### Data section
++++++++++++++++++++

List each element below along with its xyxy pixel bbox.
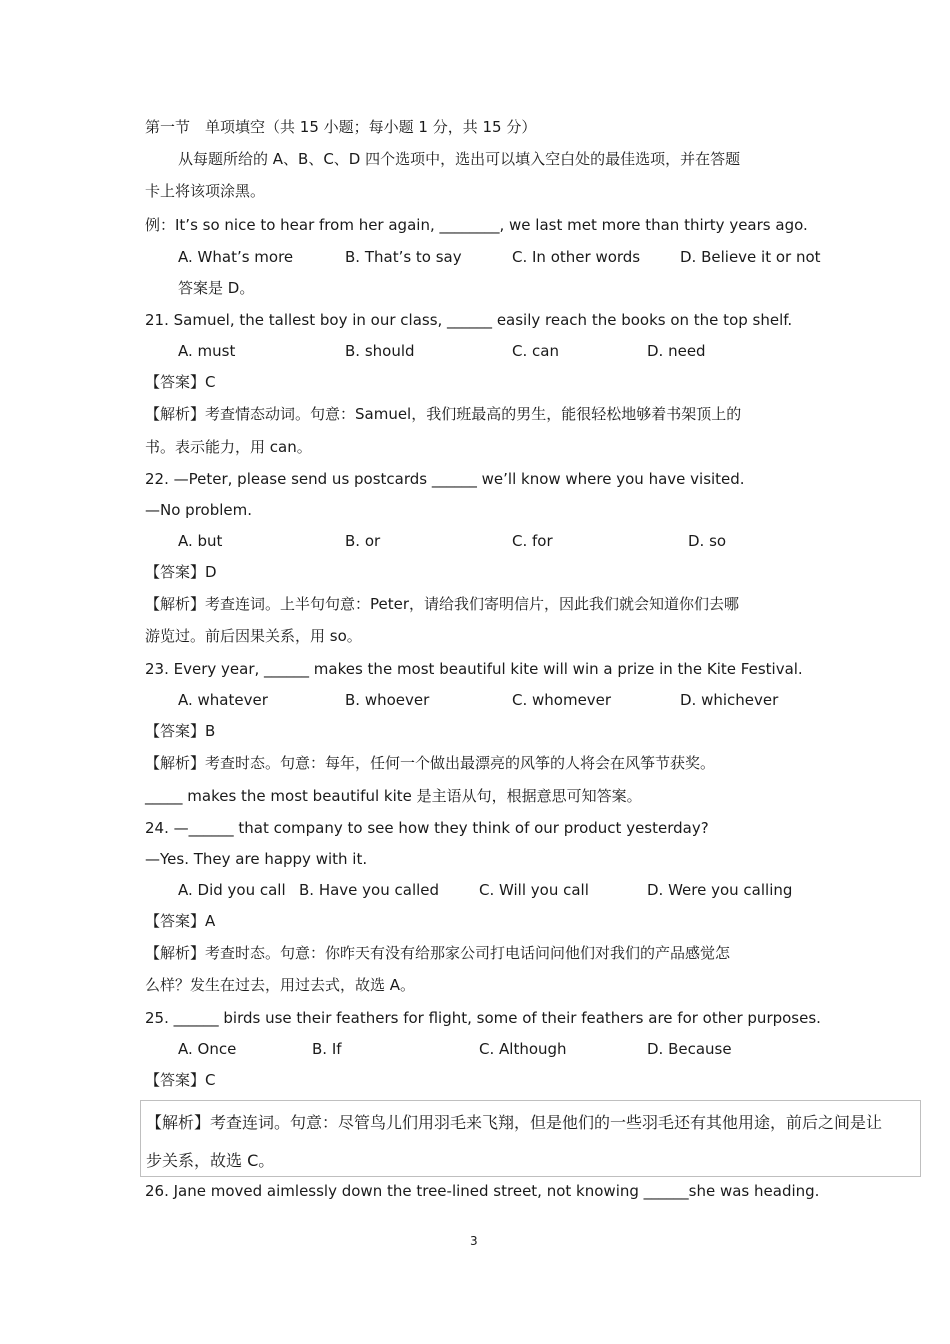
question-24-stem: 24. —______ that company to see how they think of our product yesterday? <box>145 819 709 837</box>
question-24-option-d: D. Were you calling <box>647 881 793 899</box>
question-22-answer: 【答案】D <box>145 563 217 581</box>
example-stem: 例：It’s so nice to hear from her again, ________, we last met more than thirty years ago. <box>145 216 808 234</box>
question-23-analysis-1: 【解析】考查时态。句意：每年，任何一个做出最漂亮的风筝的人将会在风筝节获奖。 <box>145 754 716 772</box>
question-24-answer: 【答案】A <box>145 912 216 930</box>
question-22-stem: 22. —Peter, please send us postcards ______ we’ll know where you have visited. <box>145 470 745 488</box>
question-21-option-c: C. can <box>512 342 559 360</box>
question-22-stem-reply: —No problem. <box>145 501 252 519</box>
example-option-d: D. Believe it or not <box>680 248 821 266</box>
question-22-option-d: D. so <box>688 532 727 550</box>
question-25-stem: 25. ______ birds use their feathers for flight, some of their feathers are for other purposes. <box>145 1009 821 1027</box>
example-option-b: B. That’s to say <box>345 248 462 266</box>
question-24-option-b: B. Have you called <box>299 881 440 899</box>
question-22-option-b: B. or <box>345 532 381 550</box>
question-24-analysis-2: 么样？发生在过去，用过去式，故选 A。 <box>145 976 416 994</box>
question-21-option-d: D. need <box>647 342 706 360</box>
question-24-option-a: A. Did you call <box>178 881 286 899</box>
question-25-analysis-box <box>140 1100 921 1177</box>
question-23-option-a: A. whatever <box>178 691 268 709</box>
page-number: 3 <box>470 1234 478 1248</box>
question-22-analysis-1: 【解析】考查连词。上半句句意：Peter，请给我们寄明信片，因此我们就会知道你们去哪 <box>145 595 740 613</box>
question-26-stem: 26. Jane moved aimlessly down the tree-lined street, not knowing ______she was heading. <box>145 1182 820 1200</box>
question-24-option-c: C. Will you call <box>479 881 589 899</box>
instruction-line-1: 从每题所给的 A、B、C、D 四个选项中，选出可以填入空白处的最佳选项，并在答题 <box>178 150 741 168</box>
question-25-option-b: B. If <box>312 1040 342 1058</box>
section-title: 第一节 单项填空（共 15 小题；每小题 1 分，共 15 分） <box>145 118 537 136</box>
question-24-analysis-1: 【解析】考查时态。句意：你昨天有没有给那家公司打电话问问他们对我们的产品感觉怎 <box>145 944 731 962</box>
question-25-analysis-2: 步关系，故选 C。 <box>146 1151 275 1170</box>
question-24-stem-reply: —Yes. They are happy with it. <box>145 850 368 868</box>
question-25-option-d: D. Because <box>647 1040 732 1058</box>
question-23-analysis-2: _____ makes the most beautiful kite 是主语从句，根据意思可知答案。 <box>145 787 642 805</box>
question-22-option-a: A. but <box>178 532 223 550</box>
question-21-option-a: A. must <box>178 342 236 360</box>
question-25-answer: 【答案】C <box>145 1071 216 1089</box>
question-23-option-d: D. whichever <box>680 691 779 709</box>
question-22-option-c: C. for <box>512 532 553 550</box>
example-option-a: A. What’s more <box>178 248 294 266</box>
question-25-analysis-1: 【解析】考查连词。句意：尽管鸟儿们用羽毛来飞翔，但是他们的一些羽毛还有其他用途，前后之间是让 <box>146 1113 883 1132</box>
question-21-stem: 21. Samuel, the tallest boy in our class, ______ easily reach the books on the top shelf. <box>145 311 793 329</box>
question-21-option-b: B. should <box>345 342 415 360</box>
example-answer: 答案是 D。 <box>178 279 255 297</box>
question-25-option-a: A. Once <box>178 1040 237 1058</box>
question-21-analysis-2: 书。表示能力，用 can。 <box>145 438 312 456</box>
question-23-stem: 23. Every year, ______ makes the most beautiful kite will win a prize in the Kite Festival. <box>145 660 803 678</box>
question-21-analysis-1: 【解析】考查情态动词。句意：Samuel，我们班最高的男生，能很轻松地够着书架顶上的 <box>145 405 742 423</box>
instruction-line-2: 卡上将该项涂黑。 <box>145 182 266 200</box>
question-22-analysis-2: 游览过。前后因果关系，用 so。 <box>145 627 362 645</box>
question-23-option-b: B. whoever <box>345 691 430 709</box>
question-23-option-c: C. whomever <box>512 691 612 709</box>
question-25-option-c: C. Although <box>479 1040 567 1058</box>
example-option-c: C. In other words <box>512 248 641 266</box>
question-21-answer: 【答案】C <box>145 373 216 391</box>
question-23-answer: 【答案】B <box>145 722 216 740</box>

++++++++++++++++++++

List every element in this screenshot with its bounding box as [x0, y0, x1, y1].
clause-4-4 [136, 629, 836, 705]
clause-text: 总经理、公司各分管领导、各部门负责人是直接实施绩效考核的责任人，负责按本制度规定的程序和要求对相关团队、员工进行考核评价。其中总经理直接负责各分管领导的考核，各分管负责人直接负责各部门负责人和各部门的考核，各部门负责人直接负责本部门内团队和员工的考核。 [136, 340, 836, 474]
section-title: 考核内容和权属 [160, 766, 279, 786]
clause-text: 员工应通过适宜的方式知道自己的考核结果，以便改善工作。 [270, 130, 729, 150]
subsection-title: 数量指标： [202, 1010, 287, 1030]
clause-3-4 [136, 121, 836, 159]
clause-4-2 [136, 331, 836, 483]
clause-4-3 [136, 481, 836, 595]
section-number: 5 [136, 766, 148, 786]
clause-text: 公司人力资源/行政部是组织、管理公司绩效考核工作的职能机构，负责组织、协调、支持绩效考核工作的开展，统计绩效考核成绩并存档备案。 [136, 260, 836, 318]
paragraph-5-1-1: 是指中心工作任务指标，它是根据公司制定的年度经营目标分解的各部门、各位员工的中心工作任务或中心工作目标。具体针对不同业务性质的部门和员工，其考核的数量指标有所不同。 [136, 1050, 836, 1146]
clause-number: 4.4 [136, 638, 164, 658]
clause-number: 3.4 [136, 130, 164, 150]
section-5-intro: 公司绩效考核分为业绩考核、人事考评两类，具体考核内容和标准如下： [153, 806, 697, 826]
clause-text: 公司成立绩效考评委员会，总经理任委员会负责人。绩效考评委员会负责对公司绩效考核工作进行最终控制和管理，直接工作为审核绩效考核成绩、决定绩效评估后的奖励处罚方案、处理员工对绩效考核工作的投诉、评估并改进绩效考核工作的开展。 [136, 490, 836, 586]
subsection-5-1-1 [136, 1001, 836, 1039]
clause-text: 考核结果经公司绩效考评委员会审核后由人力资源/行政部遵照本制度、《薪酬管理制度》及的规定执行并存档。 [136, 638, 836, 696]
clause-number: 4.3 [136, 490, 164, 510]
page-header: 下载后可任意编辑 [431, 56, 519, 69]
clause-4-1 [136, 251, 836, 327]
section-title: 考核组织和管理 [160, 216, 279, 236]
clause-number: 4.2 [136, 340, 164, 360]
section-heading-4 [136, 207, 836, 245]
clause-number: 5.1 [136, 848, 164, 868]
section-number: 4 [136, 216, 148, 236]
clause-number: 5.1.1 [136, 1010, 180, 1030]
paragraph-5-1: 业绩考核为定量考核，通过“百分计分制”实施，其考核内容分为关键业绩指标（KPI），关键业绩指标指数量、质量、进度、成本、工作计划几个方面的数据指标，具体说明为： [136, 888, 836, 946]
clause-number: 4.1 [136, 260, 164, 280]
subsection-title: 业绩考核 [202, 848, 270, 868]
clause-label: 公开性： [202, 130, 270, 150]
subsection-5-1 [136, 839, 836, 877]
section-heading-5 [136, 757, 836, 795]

++++++++++++++++++++

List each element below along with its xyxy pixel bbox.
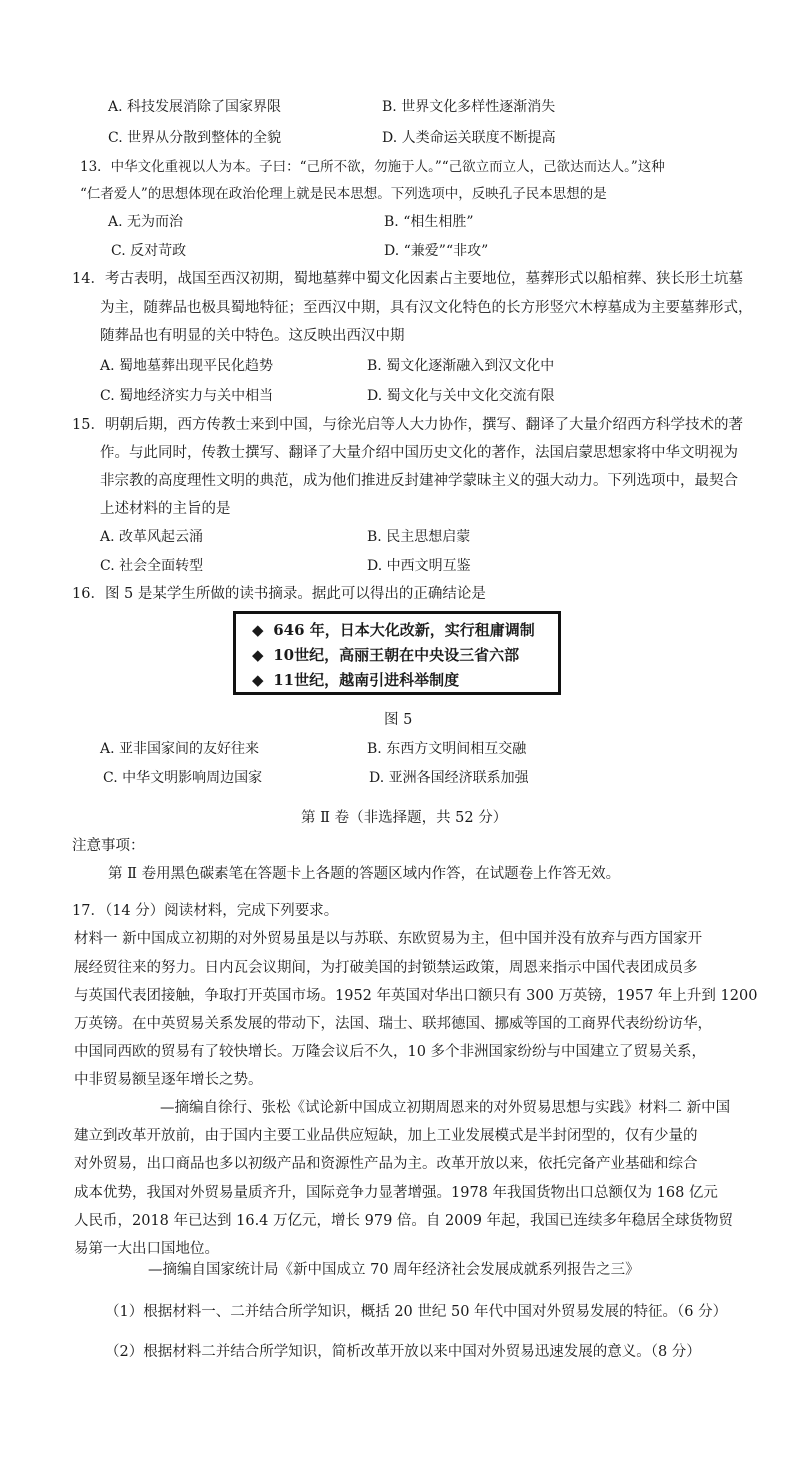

++++++++++++++++++++

### To do
Put the lines beginning with the one containing "List every element" and running through the one containing "section-number: 5 [136, 766, 148, 786]" into a Markdown table with a Row column for the row number and a Line column for the line itself. Leave out any blank lines.

### Reply
| Row | Line |
|---|---|
| 1 | List every element in this screenshot with its bounding box as [x0, y0, x1, y1]. |
| 2 | clause-4-4 [136, 629, 836, 705] |
| 3 | clause-text: 总经理、公司各分管领导、各部门负责人是直接实施绩效考核的责任人，负责按本制度规定的程序和要求对相关团队、员工进行考核评价。其中总经理直接负责各分管领导的考核，各分管负责人直接负责各部门负责人和各部门的考核，各部门负责人直接负责本部门内团队和员工的考核。 [136, 340, 836, 474] |
| 4 | section-title: 考核内容和权属 [160, 766, 279, 786] |
| 5 | clause-text: 员工应通过适宜的方式知道自己的考核结果，以便改善工作。 [270, 130, 729, 150] |
| 6 | subsection-title: 数量指标： [202, 1010, 287, 1030] |
| 7 | clause-3-4 [136, 121, 836, 159] |
| 8 | clause-4-2 [136, 331, 836, 483] |
| 9 | clause-4-3 [136, 481, 836, 595] |
| 10 | section-number: 5 [136, 766, 148, 786] |